* TASK BRIEF
Go through the entries below and pick out every line with "kronan".

━━━ SUPPLIED MATERIAL

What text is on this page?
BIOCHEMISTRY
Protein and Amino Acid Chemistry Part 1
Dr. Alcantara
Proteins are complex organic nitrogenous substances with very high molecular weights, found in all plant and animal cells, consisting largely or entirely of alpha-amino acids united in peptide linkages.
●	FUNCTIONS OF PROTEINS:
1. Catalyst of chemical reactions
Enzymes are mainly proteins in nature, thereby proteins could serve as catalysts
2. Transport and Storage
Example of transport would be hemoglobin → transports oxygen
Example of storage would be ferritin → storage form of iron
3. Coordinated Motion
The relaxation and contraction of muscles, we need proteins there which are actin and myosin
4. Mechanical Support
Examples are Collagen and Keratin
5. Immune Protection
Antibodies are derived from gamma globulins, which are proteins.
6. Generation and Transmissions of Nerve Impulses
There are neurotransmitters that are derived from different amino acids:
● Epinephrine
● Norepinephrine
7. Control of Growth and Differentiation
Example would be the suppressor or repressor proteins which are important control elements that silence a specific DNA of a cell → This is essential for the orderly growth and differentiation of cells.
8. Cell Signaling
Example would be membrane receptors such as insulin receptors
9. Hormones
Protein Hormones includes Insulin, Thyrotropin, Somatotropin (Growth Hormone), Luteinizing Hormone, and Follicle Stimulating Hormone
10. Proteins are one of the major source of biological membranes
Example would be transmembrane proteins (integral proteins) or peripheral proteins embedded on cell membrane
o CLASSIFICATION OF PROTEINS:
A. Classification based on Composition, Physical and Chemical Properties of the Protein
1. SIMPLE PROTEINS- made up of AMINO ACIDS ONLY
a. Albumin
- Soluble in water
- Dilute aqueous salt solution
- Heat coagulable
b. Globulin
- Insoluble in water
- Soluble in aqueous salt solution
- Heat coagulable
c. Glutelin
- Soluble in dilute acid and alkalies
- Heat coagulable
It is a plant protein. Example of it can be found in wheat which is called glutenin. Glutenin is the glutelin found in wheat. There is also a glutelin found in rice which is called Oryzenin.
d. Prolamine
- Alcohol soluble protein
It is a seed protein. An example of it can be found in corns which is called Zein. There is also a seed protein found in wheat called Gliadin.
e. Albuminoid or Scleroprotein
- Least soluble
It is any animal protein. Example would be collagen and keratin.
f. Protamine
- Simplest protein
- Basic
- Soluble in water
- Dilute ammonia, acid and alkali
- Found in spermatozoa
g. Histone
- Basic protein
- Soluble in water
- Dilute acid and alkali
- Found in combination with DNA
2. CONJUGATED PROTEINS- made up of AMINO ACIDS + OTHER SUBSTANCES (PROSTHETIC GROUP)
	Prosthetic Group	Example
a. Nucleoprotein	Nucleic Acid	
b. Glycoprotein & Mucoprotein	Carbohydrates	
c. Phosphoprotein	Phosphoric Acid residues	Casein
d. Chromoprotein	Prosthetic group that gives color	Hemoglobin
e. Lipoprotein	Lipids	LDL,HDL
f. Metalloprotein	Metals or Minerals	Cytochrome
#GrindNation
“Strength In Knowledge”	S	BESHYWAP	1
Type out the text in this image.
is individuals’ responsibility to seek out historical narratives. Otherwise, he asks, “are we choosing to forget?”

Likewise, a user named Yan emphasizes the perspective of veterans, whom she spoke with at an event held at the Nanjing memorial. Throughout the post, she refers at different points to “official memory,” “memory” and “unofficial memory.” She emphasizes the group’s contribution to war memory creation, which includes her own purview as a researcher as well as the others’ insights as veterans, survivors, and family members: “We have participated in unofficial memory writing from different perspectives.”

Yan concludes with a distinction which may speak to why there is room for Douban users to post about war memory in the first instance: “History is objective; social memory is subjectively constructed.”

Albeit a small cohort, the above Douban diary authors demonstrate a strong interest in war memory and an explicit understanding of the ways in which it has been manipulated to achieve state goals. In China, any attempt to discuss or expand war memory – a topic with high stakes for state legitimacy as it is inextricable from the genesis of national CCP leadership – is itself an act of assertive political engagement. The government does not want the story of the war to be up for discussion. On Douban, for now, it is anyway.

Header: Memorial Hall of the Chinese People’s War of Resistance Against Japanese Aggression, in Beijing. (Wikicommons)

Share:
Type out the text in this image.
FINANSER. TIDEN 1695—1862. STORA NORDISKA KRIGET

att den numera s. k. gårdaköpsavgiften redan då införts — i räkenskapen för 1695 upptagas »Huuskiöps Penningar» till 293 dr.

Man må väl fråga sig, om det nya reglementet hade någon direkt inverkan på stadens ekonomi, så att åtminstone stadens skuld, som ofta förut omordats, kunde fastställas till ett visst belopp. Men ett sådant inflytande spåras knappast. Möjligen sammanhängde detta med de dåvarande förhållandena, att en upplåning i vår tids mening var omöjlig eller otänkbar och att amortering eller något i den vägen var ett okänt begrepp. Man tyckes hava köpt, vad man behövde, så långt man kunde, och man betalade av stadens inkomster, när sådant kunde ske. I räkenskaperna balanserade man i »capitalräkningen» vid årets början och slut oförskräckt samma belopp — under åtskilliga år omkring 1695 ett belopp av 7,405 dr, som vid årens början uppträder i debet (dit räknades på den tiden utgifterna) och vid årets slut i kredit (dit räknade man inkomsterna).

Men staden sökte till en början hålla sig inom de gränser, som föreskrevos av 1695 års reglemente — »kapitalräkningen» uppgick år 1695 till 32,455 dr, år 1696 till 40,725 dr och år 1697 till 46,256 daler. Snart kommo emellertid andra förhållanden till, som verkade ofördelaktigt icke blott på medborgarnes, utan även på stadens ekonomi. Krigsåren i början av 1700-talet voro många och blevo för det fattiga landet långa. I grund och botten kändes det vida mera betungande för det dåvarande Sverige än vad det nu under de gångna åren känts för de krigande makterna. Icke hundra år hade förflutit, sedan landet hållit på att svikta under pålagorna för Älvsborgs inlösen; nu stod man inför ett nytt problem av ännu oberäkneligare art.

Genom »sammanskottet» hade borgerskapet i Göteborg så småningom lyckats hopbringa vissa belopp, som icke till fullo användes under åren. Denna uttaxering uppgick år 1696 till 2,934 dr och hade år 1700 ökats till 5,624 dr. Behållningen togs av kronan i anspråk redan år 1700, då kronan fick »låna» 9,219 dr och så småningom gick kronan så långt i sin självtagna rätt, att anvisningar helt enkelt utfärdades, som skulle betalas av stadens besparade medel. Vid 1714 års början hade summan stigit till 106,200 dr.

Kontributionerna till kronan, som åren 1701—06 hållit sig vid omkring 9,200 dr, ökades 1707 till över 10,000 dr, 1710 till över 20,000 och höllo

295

━━━━━━

* TASK RESPONSE
Genom »sammanskottet» hade borgerskapet i Göteborg så småningom lyckats hopbringa vissa belopp, som icke till fullo användes under åren. Denna uttaxering uppgick år 1696 till 2,934 dr och hade år 1700 ökats till 5,624 dr. Behållningen togs av kronan i anspråk redan år 1700, då kronan fick »låna» 9,219 dr och så småningom gick kronan så långt i sin självtagna rätt, att anvisningar helt enkelt utfärdades, som skulle betalas av stadens besparade medel. Vid 1714 års början hade summan stigit till 106,200 dr.
Kontributionerna till kronan, som åren 1701—06 hållit sig vid omkring 9,200 dr, ökades 1707 till över 10,000 dr, 1710 till över 20,000 och höllo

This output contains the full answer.